Copy the material below word for word, omitting the pictures.

**Extracted information:**
═══

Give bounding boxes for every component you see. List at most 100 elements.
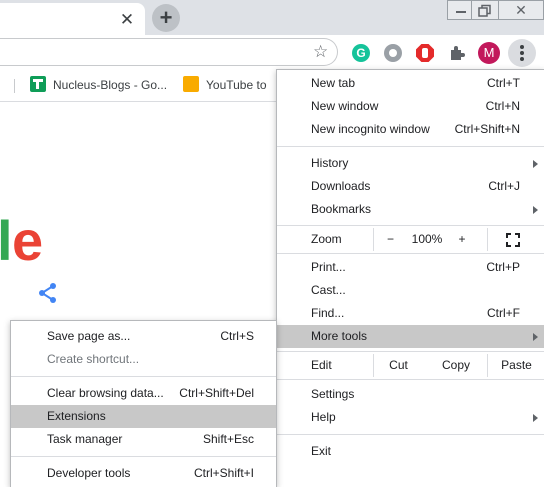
extension-icon[interactable] bbox=[384, 44, 402, 62]
menu-item-label: Create shortcut... bbox=[47, 352, 140, 366]
menu-item-create-shortcut[interactable]: Create shortcut... bbox=[11, 348, 276, 371]
menu-item-label: New tab bbox=[311, 76, 356, 90]
adblock-extension-icon[interactable] bbox=[416, 44, 434, 62]
fullscreen-icon bbox=[506, 233, 520, 247]
new-tab-button[interactable]: + bbox=[152, 4, 180, 32]
bookmark-youtube[interactable]: YouTube to bbox=[183, 75, 267, 95]
menu-separator bbox=[277, 225, 544, 226]
bookmark-separator bbox=[14, 79, 15, 93]
menu-separator bbox=[11, 456, 276, 457]
profile-avatar[interactable]: M bbox=[478, 42, 500, 64]
menu-item-label: Zoom bbox=[311, 232, 342, 246]
active-tab[interactable]: ✕ bbox=[0, 3, 145, 35]
menu-item-new-tab[interactable]: New tab Ctrl+T bbox=[277, 72, 544, 95]
menu-item-help[interactable]: Help bbox=[277, 406, 544, 429]
menu-item-label: Downloads bbox=[311, 179, 371, 193]
menu-item-shortcut: Ctrl+Shift+I bbox=[193, 466, 254, 480]
tab-strip: ✕ + ✕ bbox=[0, 0, 544, 35]
restore-icon bbox=[478, 4, 491, 17]
close-tab-icon[interactable]: ✕ bbox=[118, 11, 136, 29]
submenu-arrow-icon bbox=[533, 333, 538, 341]
menu-separator bbox=[277, 351, 544, 352]
menu-item-find[interactable]: Find... Ctrl+F bbox=[277, 302, 544, 325]
menu-item-settings[interactable]: Settings bbox=[277, 383, 544, 406]
toolbar: ☆ G M bbox=[0, 35, 544, 69]
menu-item-label: New window bbox=[311, 99, 379, 113]
menu-item-shortcut: Ctrl+J bbox=[488, 179, 520, 193]
chrome-main-menu: New tab Ctrl+T New window Ctrl+N New inc… bbox=[276, 69, 544, 487]
menu-item-label: Extensions bbox=[47, 409, 106, 423]
menu-item-cast[interactable]: Cast... bbox=[277, 279, 544, 302]
menu-item-label: Edit bbox=[311, 358, 332, 372]
google-logo-fragment: e bbox=[12, 209, 44, 272]
address-bar[interactable] bbox=[0, 38, 338, 66]
menu-item-bookmarks[interactable]: Bookmarks bbox=[277, 198, 544, 221]
menu-item-label: History bbox=[311, 156, 349, 170]
menu-item-label: Developer tools bbox=[47, 466, 131, 480]
menu-item-developer-tools[interactable]: Developer tools Ctrl+Shift+I bbox=[11, 462, 276, 485]
copy-button[interactable]: Copy bbox=[433, 354, 479, 377]
menu-item-label: Find... bbox=[311, 306, 345, 320]
dot-icon bbox=[520, 51, 524, 55]
menu-row-edit: Edit Cut Copy Paste bbox=[277, 354, 544, 377]
menu-item-label: Print... bbox=[311, 260, 346, 274]
menu-item-label: Settings bbox=[311, 387, 355, 401]
submenu-arrow-icon bbox=[533, 206, 538, 214]
menu-row-zoom: Zoom − 100% + bbox=[277, 228, 544, 251]
zoom-level: 100% bbox=[411, 232, 443, 246]
menu-item-shortcut: Ctrl+Shift+Del bbox=[179, 386, 254, 400]
menu-item-downloads[interactable]: Downloads Ctrl+J bbox=[277, 175, 544, 198]
dot-icon bbox=[520, 57, 524, 61]
close-icon: ✕ bbox=[515, 2, 527, 18]
cut-button[interactable]: Cut bbox=[373, 354, 423, 377]
menu-separator bbox=[11, 376, 276, 377]
menu-item-label: New incognito window bbox=[311, 122, 430, 136]
menu-separator bbox=[277, 146, 544, 147]
bookmark-label: YouTube to bbox=[206, 78, 267, 92]
bookmark-star-icon[interactable]: ☆ bbox=[313, 43, 328, 60]
menu-item-extensions[interactable]: Extensions bbox=[11, 405, 276, 428]
menu-item-print[interactable]: Print... Ctrl+P bbox=[277, 256, 544, 279]
menu-item-shortcut: Ctrl+S bbox=[220, 329, 254, 343]
google-logo-fragment: l bbox=[0, 209, 13, 272]
menu-item-save-page[interactable]: Save page as... Ctrl+S bbox=[11, 325, 276, 348]
menu-item-label: Exit bbox=[311, 444, 332, 458]
menu-item-shortcut: Ctrl+F bbox=[487, 306, 520, 320]
menu-item-exit[interactable]: Exit bbox=[277, 440, 544, 463]
browser-window: ✕ + ✕ ☆ G M Nucleus-Blogs - Go... YouTub… bbox=[0, 0, 544, 487]
more-tools-submenu: Save page as... Ctrl+S Create shortcut..… bbox=[10, 320, 277, 487]
dot-icon bbox=[520, 45, 524, 49]
menu-item-shortcut: Ctrl+T bbox=[487, 76, 520, 90]
chrome-menu-button[interactable] bbox=[508, 39, 536, 67]
menu-item-label: Cast... bbox=[311, 283, 346, 297]
paste-button[interactable]: Paste bbox=[487, 354, 544, 377]
restore-button[interactable] bbox=[471, 0, 499, 20]
google-sheets-icon bbox=[30, 76, 46, 92]
fullscreen-button[interactable] bbox=[487, 228, 544, 251]
menu-item-more-tools[interactable]: More tools bbox=[277, 325, 544, 348]
menu-item-label: More tools bbox=[311, 329, 368, 343]
menu-item-new-window[interactable]: New window Ctrl+N bbox=[277, 95, 544, 118]
menu-item-label: Help bbox=[311, 410, 336, 424]
menu-item-label: Save page as... bbox=[47, 329, 131, 343]
menu-item-new-incognito-window[interactable]: New incognito window Ctrl+Shift+N bbox=[277, 118, 544, 141]
share-icon[interactable] bbox=[37, 282, 59, 304]
submenu-arrow-icon bbox=[533, 160, 538, 168]
bookmark-nucleus-blogs[interactable]: Nucleus-Blogs - Go... bbox=[30, 75, 167, 95]
menu-item-label: Task manager bbox=[47, 432, 123, 446]
menu-separator bbox=[277, 253, 544, 254]
menu-item-shortcut: Ctrl+Shift+N bbox=[454, 122, 520, 136]
menu-item-clear-browsing-data[interactable]: Clear browsing data... Ctrl+Shift+Del bbox=[11, 382, 276, 405]
zoom-in-button[interactable]: + bbox=[447, 228, 477, 251]
extensions-puzzle-icon[interactable] bbox=[448, 44, 466, 62]
menu-item-task-manager[interactable]: Task manager Shift+Esc bbox=[11, 428, 276, 451]
menu-separator bbox=[277, 434, 544, 435]
grammarly-extension-icon[interactable]: G bbox=[352, 44, 370, 62]
menu-item-shortcut: Shift+Esc bbox=[202, 432, 254, 446]
bookmark-label: Nucleus-Blogs - Go... bbox=[53, 78, 168, 92]
youtube-converter-icon bbox=[183, 76, 199, 92]
menu-item-shortcut: Ctrl+P bbox=[486, 260, 520, 274]
menu-item-history[interactable]: History bbox=[277, 152, 544, 175]
close-window-button[interactable]: ✕ bbox=[498, 0, 544, 20]
zoom-out-button[interactable]: − bbox=[373, 228, 407, 251]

═══

**Solution:**
Give bounding boxes for every component you see. List at most 100 elements.
extension-icon[interactable] bbox=[384, 44, 402, 62]
menu-item-label: Create shortcut... bbox=[47, 352, 140, 366]
menu-item-create-shortcut[interactable]: Create shortcut... bbox=[11, 348, 276, 371]
menu-item-label: New tab bbox=[311, 76, 356, 90]
adblock-extension-icon[interactable] bbox=[416, 44, 434, 62]
fullscreen-icon bbox=[506, 233, 520, 247]
new-tab-button[interactable]: + bbox=[152, 4, 180, 32]
bookmark-youtube[interactable]: YouTube to bbox=[183, 75, 267, 95]
menu-separator bbox=[277, 225, 544, 226]
bookmark-separator bbox=[14, 79, 15, 93]
menu-separator bbox=[11, 456, 276, 457]
profile-avatar[interactable]: M bbox=[478, 42, 500, 64]
menu-item-label: Zoom bbox=[311, 232, 342, 246]
active-tab[interactable]: ✕ bbox=[0, 3, 145, 35]
menu-item-new-tab[interactable]: New tab Ctrl+T bbox=[277, 72, 544, 95]
menu-item-help[interactable]: Help bbox=[277, 406, 544, 429]
menu-item-label: Downloads bbox=[311, 179, 371, 193]
menu-item-shortcut: Ctrl+Shift+I bbox=[193, 466, 254, 480]
tab-strip: ✕ + ✕ bbox=[0, 0, 544, 35]
restore-icon bbox=[478, 4, 491, 17]
close-tab-icon[interactable]: ✕ bbox=[118, 11, 136, 29]
submenu-arrow-icon bbox=[533, 333, 538, 341]
menu-separator bbox=[277, 351, 544, 352]
menu-item-find[interactable]: Find... Ctrl+F bbox=[277, 302, 544, 325]
menu-item-settings[interactable]: Settings bbox=[277, 383, 544, 406]
toolbar: ☆ G M bbox=[0, 35, 544, 69]
menu-item-label: New window bbox=[311, 99, 379, 113]
menu-item-shortcut: Ctrl+J bbox=[488, 179, 520, 193]
chrome-main-menu: New tab Ctrl+T New window Ctrl+N New inc… bbox=[276, 69, 544, 487]
menu-item-label: Extensions bbox=[47, 409, 106, 423]
menu-item-cast[interactable]: Cast... bbox=[277, 279, 544, 302]
menu-item-label: Edit bbox=[311, 358, 332, 372]
google-logo-fragment: e bbox=[12, 209, 44, 272]
address-bar[interactable] bbox=[0, 38, 338, 66]
menu-item-bookmarks[interactable]: Bookmarks bbox=[277, 198, 544, 221]
menu-item-label: History bbox=[311, 156, 349, 170]
menu-item-label: Developer tools bbox=[47, 466, 131, 480]
menu-item-developer-tools[interactable]: Developer tools Ctrl+Shift+I bbox=[11, 462, 276, 485]
copy-button[interactable]: Copy bbox=[433, 354, 479, 377]
menu-item-label: Find... bbox=[311, 306, 345, 320]
dot-icon bbox=[520, 51, 524, 55]
menu-row-edit: Edit Cut Copy Paste bbox=[277, 354, 544, 377]
menu-item-label: Print... bbox=[311, 260, 346, 274]
menu-item-label: Settings bbox=[311, 387, 355, 401]
submenu-arrow-icon bbox=[533, 206, 538, 214]
menu-row-zoom: Zoom − 100% + bbox=[277, 228, 544, 251]
zoom-level: 100% bbox=[411, 232, 443, 246]
menu-item-shortcut: Ctrl+Shift+Del bbox=[179, 386, 254, 400]
menu-item-downloads[interactable]: Downloads Ctrl+J bbox=[277, 175, 544, 198]
dot-icon bbox=[520, 57, 524, 61]
close-icon: ✕ bbox=[515, 2, 527, 18]
cut-button[interactable]: Cut bbox=[373, 354, 423, 377]
menu-separator bbox=[11, 376, 276, 377]
menu-item-label: New incognito window bbox=[311, 122, 430, 136]
menu-separator bbox=[277, 146, 544, 147]
bookmark-label: YouTube to bbox=[206, 78, 267, 92]
bookmark-star-icon[interactable]: ☆ bbox=[313, 43, 328, 60]
menu-item-extensions[interactable]: Extensions bbox=[11, 405, 276, 428]
menu-item-print[interactable]: Print... Ctrl+P bbox=[277, 256, 544, 279]
menu-item-shortcut: Ctrl+S bbox=[220, 329, 254, 343]
google-logo-fragment: l bbox=[0, 209, 13, 272]
menu-item-save-page[interactable]: Save page as... Ctrl+S bbox=[11, 325, 276, 348]
menu-item-label: Exit bbox=[311, 444, 332, 458]
menu-item-shortcut: Ctrl+F bbox=[487, 306, 520, 320]
menu-item-exit[interactable]: Exit bbox=[277, 440, 544, 463]
browser-window: ✕ + ✕ ☆ G M Nucleus-Blogs - Go... YouTub… bbox=[0, 0, 544, 487]
more-tools-submenu: Save page as... Ctrl+S Create shortcut..… bbox=[10, 320, 277, 487]
dot-icon bbox=[520, 45, 524, 49]
menu-item-shortcut: Ctrl+T bbox=[487, 76, 520, 90]
chrome-menu-button[interactable] bbox=[508, 39, 536, 67]
menu-item-label: Cast... bbox=[311, 283, 346, 297]
paste-button[interactable]: Paste bbox=[487, 354, 544, 377]
restore-button[interactable] bbox=[471, 0, 499, 20]
google-sheets-icon bbox=[30, 76, 46, 92]
fullscreen-button[interactable] bbox=[487, 228, 544, 251]
menu-item-more-tools[interactable]: More tools bbox=[277, 325, 544, 348]
menu-item-label: More tools bbox=[311, 329, 368, 343]
menu-item-new-window[interactable]: New window Ctrl+N bbox=[277, 95, 544, 118]
menu-item-label: Help bbox=[311, 410, 336, 424]
menu-item-label: Save page as... bbox=[47, 329, 131, 343]
menu-item-new-incognito-window[interactable]: New incognito window Ctrl+Shift+N bbox=[277, 118, 544, 141]
share-icon[interactable] bbox=[37, 282, 59, 304]
submenu-arrow-icon bbox=[533, 160, 538, 168]
bookmark-nucleus-blogs[interactable]: Nucleus-Blogs - Go... bbox=[30, 75, 167, 95]
menu-item-label: Task manager bbox=[47, 432, 123, 446]
menu-separator bbox=[277, 253, 544, 254]
menu-item-shortcut: Ctrl+Shift+N bbox=[454, 122, 520, 136]
menu-item-clear-browsing-data[interactable]: Clear browsing data... Ctrl+Shift+Del bbox=[11, 382, 276, 405]
zoom-in-button[interactable]: + bbox=[447, 228, 477, 251]
extensions-puzzle-icon[interactable] bbox=[448, 44, 466, 62]
menu-item-task-manager[interactable]: Task manager Shift+Esc bbox=[11, 428, 276, 451]
menu-separator bbox=[277, 434, 544, 435]
grammarly-extension-icon[interactable]: G bbox=[352, 44, 370, 62]
menu-item-shortcut: Shift+Esc bbox=[202, 432, 254, 446]
bookmark-label: Nucleus-Blogs - Go... bbox=[53, 78, 168, 92]
youtube-converter-icon bbox=[183, 76, 199, 92]
menu-item-shortcut: Ctrl+P bbox=[486, 260, 520, 274]
menu-item-history[interactable]: History bbox=[277, 152, 544, 175]
close-window-button[interactable]: ✕ bbox=[498, 0, 544, 20]
zoom-out-button[interactable]: − bbox=[373, 228, 407, 251]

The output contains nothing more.